• [Problem to solve] From the line that includes "OCR this image." to the last line of the records, inclusive, repeat each line exactly.

- - - -

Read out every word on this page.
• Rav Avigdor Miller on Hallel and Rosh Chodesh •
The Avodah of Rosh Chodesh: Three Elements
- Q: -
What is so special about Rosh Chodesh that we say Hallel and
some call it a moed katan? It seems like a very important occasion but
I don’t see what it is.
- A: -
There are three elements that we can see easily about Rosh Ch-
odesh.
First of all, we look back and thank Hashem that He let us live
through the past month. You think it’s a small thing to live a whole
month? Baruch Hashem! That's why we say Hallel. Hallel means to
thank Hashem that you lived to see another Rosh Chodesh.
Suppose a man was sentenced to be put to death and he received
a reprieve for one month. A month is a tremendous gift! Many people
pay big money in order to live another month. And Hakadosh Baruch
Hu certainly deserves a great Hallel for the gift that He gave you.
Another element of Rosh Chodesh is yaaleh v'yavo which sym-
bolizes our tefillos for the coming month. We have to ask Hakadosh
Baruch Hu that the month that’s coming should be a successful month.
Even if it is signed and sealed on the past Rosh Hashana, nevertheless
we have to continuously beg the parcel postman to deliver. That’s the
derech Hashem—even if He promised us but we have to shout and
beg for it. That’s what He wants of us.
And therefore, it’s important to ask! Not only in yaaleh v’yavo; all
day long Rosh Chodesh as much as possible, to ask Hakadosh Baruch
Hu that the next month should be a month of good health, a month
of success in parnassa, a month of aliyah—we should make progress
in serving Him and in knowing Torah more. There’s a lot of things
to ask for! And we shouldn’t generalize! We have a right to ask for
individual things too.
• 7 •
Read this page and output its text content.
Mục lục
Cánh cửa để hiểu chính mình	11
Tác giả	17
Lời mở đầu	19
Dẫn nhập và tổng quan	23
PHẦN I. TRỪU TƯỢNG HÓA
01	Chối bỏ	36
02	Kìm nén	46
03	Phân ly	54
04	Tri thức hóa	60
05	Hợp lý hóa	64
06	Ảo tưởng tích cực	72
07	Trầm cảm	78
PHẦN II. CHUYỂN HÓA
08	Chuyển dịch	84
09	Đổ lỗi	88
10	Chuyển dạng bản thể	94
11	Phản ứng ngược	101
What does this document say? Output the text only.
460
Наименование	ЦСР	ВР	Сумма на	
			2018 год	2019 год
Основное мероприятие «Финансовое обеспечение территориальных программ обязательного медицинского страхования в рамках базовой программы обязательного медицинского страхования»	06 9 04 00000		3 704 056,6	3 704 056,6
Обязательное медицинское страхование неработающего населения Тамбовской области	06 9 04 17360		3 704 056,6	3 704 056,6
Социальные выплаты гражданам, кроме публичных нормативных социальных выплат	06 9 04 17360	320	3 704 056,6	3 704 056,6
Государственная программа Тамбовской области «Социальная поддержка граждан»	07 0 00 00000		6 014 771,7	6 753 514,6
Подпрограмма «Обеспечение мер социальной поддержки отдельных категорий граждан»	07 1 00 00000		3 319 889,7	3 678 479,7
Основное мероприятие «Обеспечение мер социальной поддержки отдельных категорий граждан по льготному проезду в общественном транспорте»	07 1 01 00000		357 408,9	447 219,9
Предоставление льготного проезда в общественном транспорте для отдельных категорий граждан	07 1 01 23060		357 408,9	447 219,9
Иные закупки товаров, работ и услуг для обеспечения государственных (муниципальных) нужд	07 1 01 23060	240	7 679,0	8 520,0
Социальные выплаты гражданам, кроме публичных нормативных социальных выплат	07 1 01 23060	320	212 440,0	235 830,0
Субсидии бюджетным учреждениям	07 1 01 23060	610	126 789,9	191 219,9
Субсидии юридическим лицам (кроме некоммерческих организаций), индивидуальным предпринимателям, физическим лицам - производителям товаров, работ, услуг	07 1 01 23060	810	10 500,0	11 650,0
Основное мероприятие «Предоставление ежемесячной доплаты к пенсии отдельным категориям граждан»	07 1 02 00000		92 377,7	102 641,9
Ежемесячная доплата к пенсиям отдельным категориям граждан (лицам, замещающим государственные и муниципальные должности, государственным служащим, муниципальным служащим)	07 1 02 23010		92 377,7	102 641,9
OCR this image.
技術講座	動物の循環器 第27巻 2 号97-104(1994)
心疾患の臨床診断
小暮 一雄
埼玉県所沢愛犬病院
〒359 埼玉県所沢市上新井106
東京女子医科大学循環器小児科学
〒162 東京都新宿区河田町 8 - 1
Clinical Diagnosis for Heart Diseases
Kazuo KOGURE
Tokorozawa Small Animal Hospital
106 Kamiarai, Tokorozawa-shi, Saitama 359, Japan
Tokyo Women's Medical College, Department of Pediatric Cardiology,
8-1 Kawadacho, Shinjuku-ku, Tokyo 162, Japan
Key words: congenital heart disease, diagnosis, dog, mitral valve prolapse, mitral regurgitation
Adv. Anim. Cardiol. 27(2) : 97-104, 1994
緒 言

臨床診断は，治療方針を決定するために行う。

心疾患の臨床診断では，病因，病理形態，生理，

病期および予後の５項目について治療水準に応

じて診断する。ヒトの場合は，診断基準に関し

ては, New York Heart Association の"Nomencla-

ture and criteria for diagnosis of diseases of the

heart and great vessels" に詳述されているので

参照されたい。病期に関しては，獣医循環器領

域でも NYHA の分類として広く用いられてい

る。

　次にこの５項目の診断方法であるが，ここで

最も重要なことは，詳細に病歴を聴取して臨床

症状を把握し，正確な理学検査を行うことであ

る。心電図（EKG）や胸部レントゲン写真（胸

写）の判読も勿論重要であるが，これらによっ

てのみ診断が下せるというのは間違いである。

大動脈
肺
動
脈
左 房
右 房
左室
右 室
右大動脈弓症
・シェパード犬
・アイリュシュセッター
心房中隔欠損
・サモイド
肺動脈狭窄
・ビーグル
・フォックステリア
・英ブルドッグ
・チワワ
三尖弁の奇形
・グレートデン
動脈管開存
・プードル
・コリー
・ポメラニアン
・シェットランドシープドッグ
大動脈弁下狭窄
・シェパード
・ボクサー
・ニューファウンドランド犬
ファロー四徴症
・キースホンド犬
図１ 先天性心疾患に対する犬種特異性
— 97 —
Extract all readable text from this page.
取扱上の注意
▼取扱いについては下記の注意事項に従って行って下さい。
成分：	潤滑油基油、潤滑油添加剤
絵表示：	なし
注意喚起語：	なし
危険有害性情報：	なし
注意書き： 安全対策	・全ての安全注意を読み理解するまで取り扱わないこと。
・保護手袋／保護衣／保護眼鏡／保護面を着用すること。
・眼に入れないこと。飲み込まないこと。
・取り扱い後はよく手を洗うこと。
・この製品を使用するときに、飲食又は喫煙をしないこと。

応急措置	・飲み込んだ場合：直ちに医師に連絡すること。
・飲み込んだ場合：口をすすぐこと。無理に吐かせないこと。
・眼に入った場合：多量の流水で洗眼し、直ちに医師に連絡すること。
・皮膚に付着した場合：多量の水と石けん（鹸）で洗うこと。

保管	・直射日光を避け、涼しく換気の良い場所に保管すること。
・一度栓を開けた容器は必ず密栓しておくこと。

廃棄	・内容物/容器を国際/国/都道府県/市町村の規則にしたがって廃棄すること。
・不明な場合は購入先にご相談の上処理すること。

- - - -

• [Correct response]
OCR this image.
技術講座	動物の循環器 第27巻 2 号97-104(1994)
心疾患の臨床診断
小暮 一雄
埼玉県所沢愛犬病院
〒359 埼玉県所沢市上新井106
東京女子医科大学循環器小児科学
〒162 東京都新宿区河田町 8 - 1
Clinical Diagnosis for Heart Diseases
Kazuo KOGURE
Tokorozawa Small Animal Hospital
106 Kamiarai, Tokorozawa-shi, Saitama 359, Japan
Tokyo Women's Medical College, Department of Pediatric Cardiology,
8-1 Kawadacho, Shinjuku-ku, Tokyo 162, Japan
Key words: congenital heart disease, diagnosis, dog, mitral valve prolapse, mitral regurgitation
Adv. Anim. Cardiol. 27(2) : 97-104, 1994
緒 言

臨床診断は，治療方針を決定するために行う。

心疾患の臨床診断では，病因，病理形態，生理，

病期および予後の５項目について治療水準に応

じて診断する。ヒトの場合は，診断基準に関し

ては, New York Heart Association の"Nomencla-

ture and criteria for diagnosis of diseases of the

heart and great vessels" に詳述されているので

参照されたい。病期に関しては，獣医循環器領

域でも NYHA の分類として広く用いられてい

る。

　次にこの５項目の診断方法であるが，ここで

最も重要なことは，詳細に病歴を聴取して臨床

症状を把握し，正確な理学検査を行うことであ

る。心電図（EKG）や胸部レントゲン写真（胸

写）の判読も勿論重要であるが，これらによっ

てのみ診断が下せるというのは間違いである。

大動脈
肺
動
脈
左 房
右 房
左室
右 室
右大動脈弓症
・シェパード犬
・アイリュシュセッター
心房中隔欠損
・サモイド
肺動脈狭窄
・ビーグル
・フォックステリア
・英ブルドッグ
・チワワ
三尖弁の奇形
・グレートデン
動脈管開存
・プードル
・コリー
・ポメラニアン
・シェットランドシープドッグ
大動脈弁下狭窄
・シェパード
・ボクサー
・ニューファウンドランド犬
ファロー四徴症
・キースホンド犬
図１ 先天性心疾患に対する犬種特異性
— 97 —
Extract all readable text from this page.
取扱上の注意
▼取扱いについては下記の注意事項に従って行って下さい。
成分：	潤滑油基油、潤滑油添加剤
絵表示：	なし
注意喚起語：	なし
危険有害性情報：	なし
注意書き： 安全対策	・全ての安全注意を読み理解するまで取り扱わないこと。
・保護手袋／保護衣／保護眼鏡／保護面を着用すること。
・眼に入れないこと。飲み込まないこと。
・取り扱い後はよく手を洗うこと。
・この製品を使用するときに、飲食又は喫煙をしないこと。

応急措置	・飲み込んだ場合：直ちに医師に連絡すること。
・飲み込んだ場合：口をすすぐこと。無理に吐かせないこと。
・眼に入った場合：多量の流水で洗眼し、直ちに医師に連絡すること。
・皮膚に付着した場合：多量の水と石けん（鹸）で洗うこと。

保管	・直射日光を避け、涼しく換気の良い場所に保管すること。
・一度栓を開けた容器は必ず密栓しておくこと。

廃棄	・内容物/容器を国際/国/都道府県/市町村の規則にしたがって廃棄すること。
・不明な場合は購入先にご相談の上処理すること。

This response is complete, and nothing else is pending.